_SHORT TASK_
From the entries below, copy out every line with "United" in it.

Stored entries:

┌──

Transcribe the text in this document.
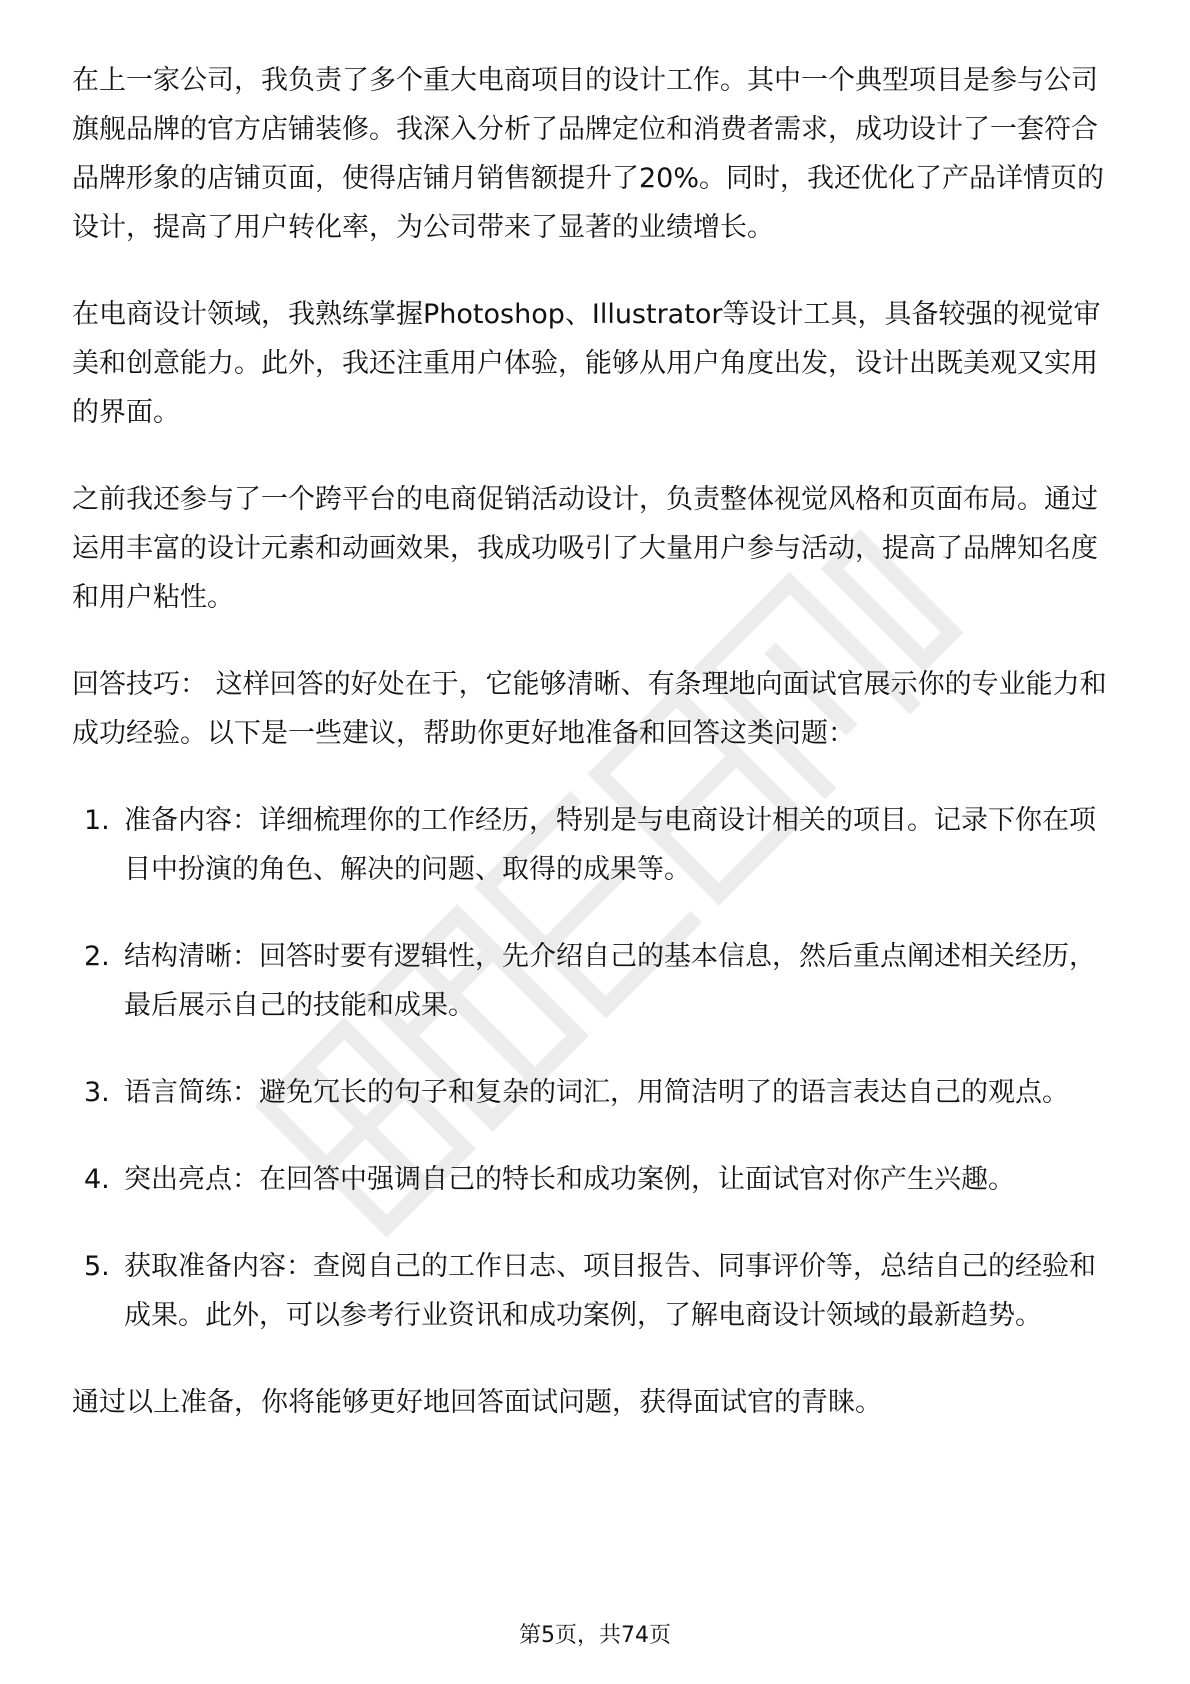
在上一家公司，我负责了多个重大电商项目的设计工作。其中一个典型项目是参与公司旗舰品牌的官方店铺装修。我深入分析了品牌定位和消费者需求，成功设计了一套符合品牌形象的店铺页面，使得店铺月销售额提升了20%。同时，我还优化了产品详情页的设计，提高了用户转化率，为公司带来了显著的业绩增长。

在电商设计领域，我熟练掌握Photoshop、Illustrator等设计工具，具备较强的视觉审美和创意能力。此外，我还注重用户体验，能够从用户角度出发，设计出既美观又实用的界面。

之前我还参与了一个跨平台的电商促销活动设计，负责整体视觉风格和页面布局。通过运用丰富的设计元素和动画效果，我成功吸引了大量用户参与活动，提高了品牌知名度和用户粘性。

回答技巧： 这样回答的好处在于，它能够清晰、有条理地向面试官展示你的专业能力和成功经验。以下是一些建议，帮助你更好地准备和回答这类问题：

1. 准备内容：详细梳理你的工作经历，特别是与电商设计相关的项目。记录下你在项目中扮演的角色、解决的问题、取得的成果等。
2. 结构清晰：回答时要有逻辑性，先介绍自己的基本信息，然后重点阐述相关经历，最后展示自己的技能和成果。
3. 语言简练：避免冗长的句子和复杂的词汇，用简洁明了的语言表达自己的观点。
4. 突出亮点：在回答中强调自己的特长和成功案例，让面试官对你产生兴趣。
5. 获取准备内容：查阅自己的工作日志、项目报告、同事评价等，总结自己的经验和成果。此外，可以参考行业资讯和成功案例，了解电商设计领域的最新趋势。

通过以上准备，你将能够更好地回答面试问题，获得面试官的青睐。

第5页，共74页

└──
┌──

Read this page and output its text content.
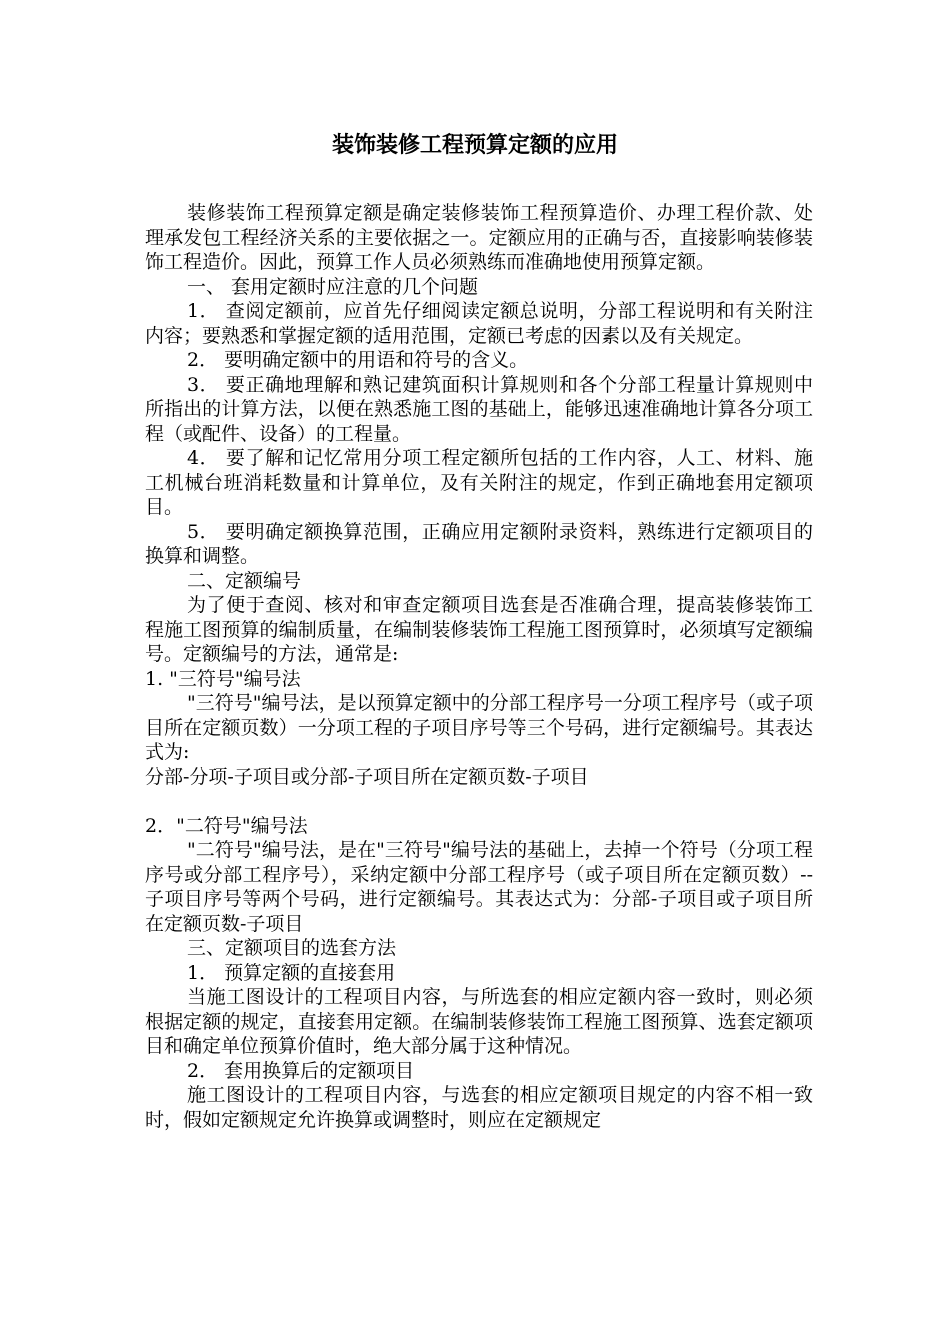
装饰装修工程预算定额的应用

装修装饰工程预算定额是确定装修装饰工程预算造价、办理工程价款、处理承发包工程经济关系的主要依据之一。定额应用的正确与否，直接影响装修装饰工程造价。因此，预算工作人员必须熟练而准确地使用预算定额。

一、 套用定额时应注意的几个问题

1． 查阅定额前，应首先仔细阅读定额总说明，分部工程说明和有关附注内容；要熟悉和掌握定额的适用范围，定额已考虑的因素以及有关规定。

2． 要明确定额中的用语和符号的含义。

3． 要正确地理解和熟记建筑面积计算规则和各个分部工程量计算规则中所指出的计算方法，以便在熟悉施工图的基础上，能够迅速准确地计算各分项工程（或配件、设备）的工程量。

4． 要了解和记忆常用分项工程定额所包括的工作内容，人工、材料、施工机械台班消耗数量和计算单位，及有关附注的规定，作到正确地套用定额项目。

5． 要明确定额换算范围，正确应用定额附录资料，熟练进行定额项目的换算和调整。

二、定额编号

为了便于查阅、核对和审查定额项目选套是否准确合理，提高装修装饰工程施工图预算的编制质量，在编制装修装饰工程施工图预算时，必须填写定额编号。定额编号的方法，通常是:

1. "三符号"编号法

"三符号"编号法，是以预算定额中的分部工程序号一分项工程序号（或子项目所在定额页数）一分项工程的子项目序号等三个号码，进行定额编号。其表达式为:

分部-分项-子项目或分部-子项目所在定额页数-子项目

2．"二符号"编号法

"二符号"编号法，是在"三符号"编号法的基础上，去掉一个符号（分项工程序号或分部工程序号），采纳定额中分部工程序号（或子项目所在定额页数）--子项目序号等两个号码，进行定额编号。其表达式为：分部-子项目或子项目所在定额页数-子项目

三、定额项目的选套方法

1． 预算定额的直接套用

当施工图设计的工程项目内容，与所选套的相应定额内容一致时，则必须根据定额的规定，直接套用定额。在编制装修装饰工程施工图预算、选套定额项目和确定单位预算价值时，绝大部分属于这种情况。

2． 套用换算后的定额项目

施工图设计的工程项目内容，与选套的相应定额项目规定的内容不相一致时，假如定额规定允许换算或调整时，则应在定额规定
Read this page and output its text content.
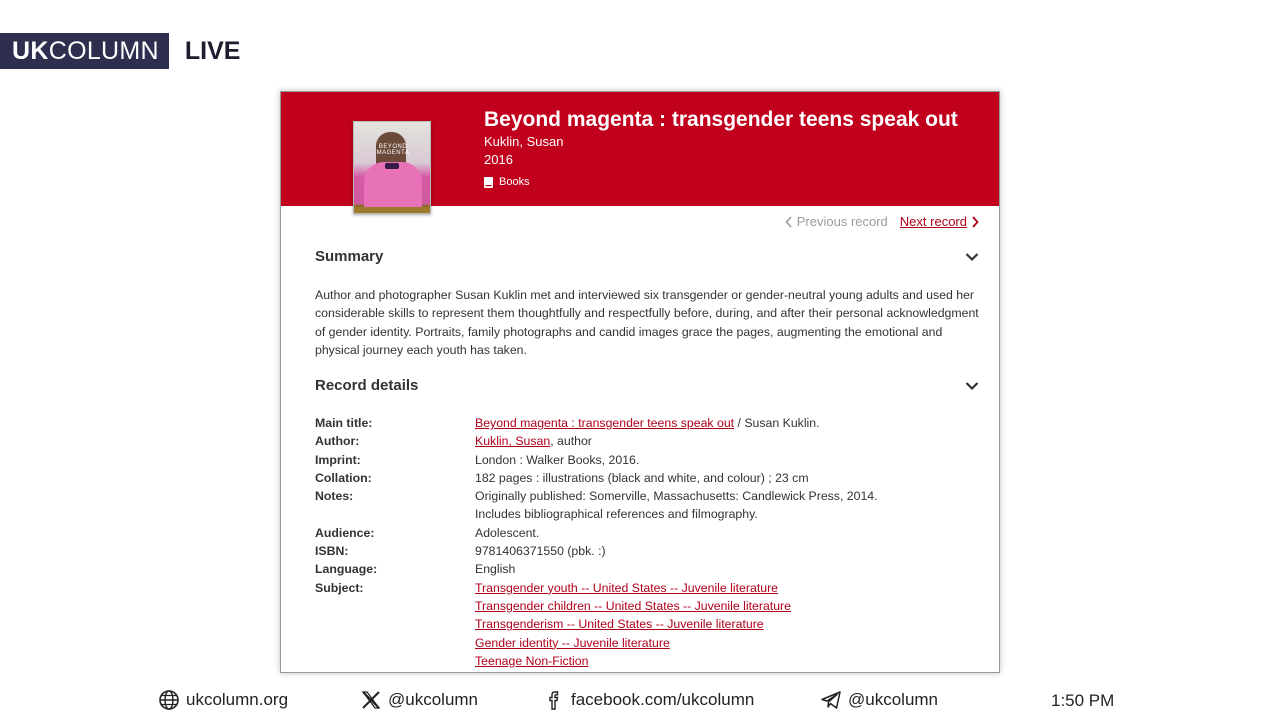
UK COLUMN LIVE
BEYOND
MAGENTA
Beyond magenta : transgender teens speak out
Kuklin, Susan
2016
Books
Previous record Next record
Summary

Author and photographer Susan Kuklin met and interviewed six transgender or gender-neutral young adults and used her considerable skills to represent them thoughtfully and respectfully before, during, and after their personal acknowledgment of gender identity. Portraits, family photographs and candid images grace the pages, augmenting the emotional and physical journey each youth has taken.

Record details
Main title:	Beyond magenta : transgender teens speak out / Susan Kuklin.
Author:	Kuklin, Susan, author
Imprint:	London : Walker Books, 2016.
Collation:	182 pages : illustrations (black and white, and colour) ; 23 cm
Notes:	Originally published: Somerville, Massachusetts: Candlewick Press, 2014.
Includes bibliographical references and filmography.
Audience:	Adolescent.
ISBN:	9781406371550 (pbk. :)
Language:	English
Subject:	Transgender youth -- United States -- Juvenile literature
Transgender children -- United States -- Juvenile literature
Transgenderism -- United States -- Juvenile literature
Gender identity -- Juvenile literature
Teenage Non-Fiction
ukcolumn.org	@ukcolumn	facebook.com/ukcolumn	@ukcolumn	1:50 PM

└──

_ANSWER BELOW_
Subject:	Transgender youth -- United States -- Juvenile literature
Transgender children -- United States -- Juvenile literature
Transgenderism -- United States -- Juvenile literature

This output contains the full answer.